## Start

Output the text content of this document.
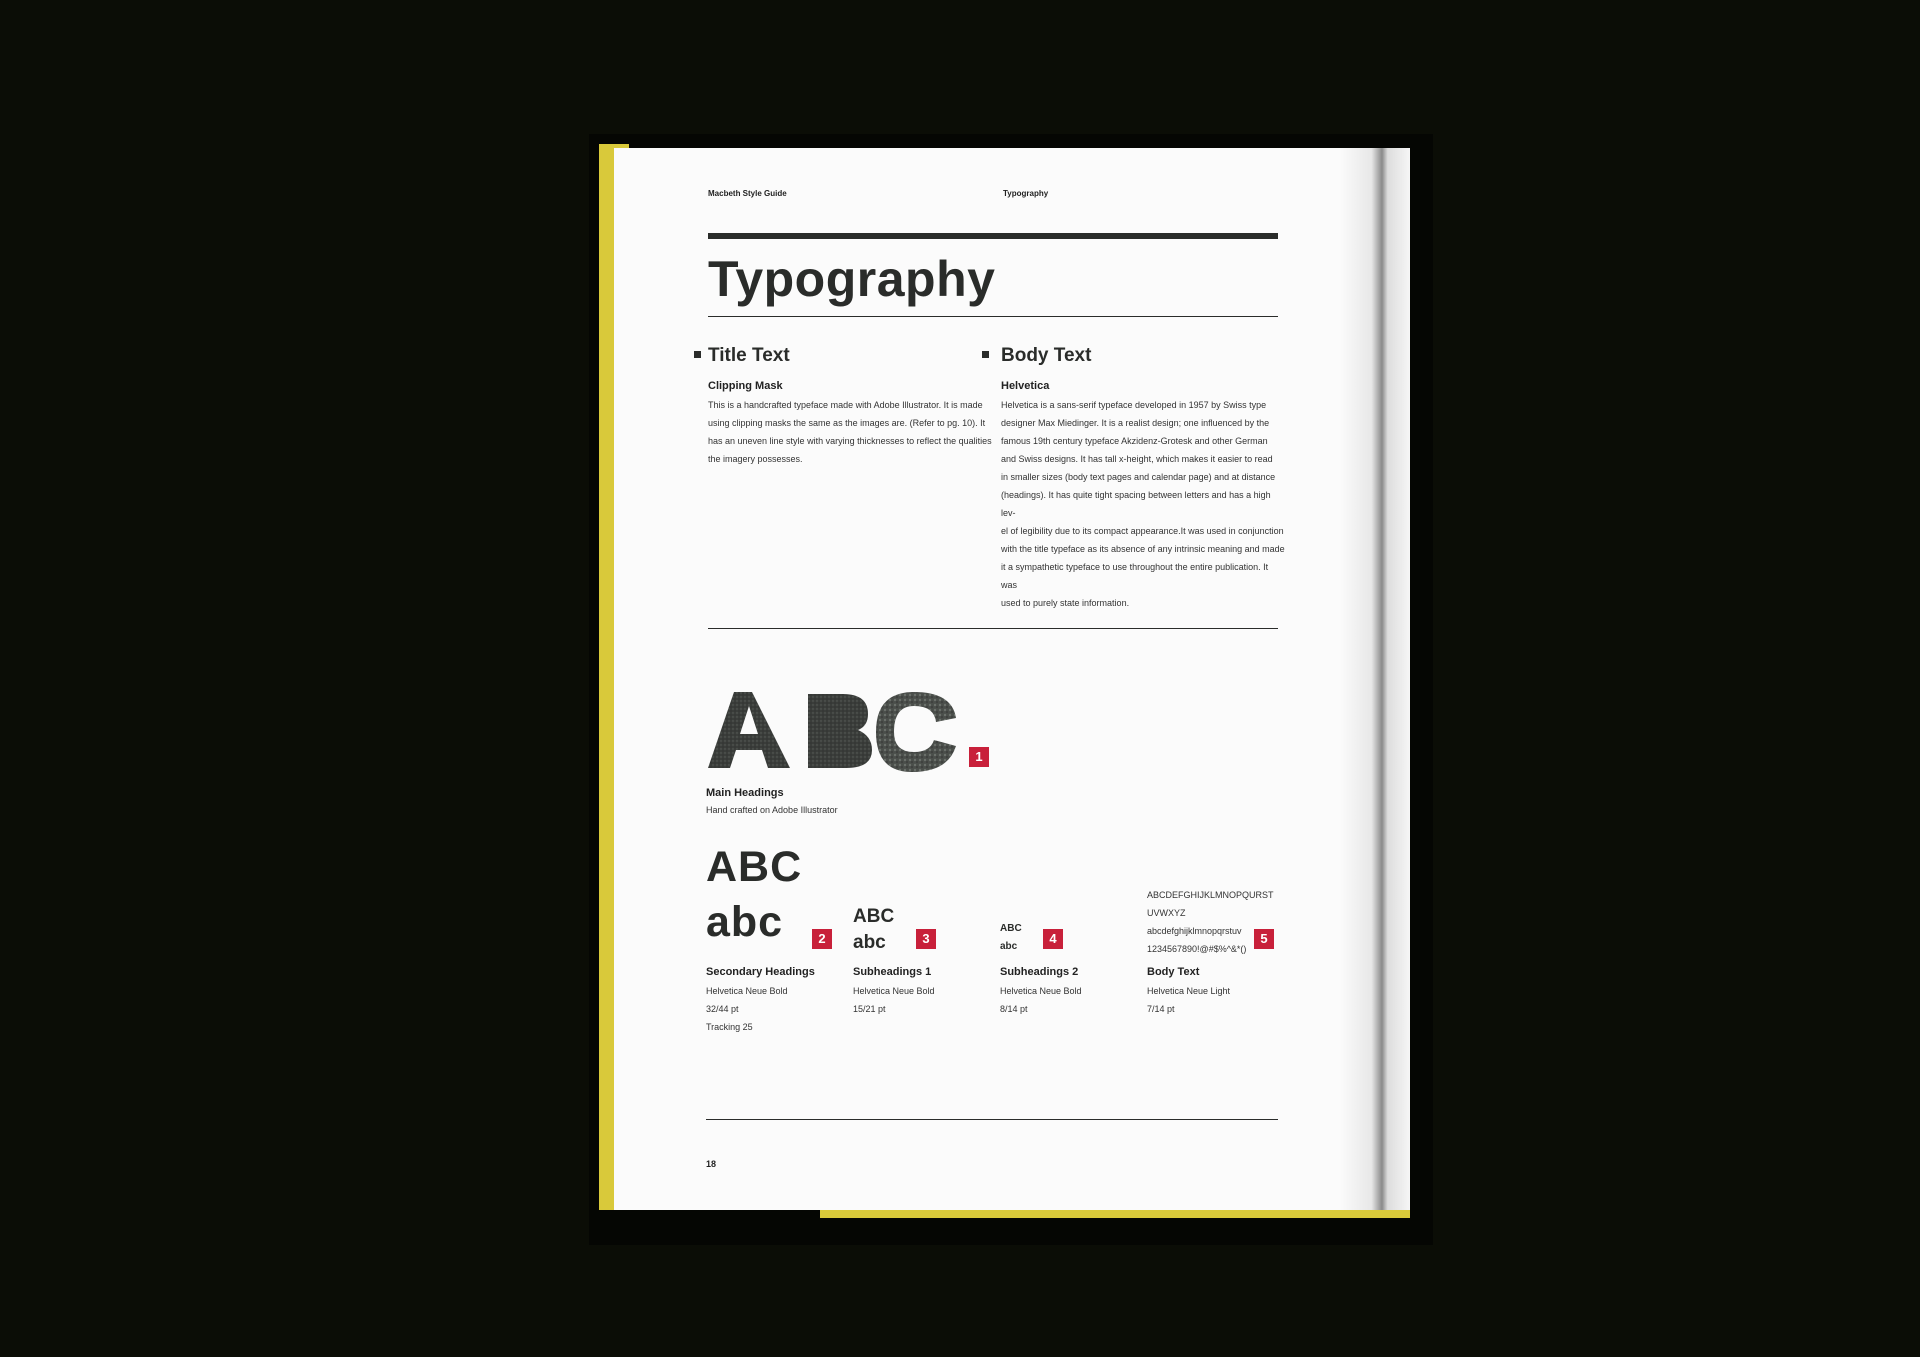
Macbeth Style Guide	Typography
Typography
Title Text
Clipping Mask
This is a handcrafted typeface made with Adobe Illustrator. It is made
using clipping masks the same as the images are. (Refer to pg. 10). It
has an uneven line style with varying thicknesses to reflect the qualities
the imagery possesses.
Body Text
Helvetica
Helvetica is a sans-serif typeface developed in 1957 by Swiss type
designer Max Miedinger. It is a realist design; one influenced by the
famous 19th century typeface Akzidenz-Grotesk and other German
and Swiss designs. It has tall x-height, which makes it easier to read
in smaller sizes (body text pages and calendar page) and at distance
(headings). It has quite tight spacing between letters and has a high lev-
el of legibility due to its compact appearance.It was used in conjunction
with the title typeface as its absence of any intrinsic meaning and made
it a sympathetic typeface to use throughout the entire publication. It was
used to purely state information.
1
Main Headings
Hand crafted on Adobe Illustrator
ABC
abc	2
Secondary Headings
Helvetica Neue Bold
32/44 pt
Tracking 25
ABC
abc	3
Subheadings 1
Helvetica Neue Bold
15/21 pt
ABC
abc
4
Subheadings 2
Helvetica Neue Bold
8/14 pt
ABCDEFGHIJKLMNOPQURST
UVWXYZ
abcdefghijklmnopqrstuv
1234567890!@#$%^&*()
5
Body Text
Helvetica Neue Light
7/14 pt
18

## End

_What the task asks_
Copy the entries above faithfully and omit every image.

_Exercise result_
Output the text content of this document.
Macbeth Style Guide	Typography
Typography
Title Text
Clipping Mask
This is a handcrafted typeface made with Adobe Illustrator. It is made
using clipping masks the same as the images are. (Refer to pg. 10). It
has an uneven line style with varying thicknesses to reflect the qualities
the imagery possesses.
Body Text
Helvetica
Helvetica is a sans-serif typeface developed in 1957 by Swiss type
designer Max Miedinger. It is a realist design; one influenced by the
famous 19th century typeface Akzidenz-Grotesk and other German
and Swiss designs. It has tall x-height, which makes it easier to read
in smaller sizes (body text pages and calendar page) and at distance
(headings). It has quite tight spacing between letters and has a high lev-
el of legibility due to its compact appearance.It was used in conjunction
with the title typeface as its absence of any intrinsic meaning and made
it a sympathetic typeface to use throughout the entire publication. It was
used to purely state information.
1
Main Headings
Hand crafted on Adobe Illustrator
ABC
abc	2
Secondary Headings
Helvetica Neue Bold
32/44 pt
Tracking 25
ABC
abc	3
Subheadings 1
Helvetica Neue Bold
15/21 pt
ABC
abc
4
Subheadings 2
Helvetica Neue Bold
8/14 pt
ABCDEFGHIJKLMNOPQURST
UVWXYZ
abcdefghijklmnopqrstuv
1234567890!@#$%^&*()
5
Body Text
Helvetica Neue Light
7/14 pt
18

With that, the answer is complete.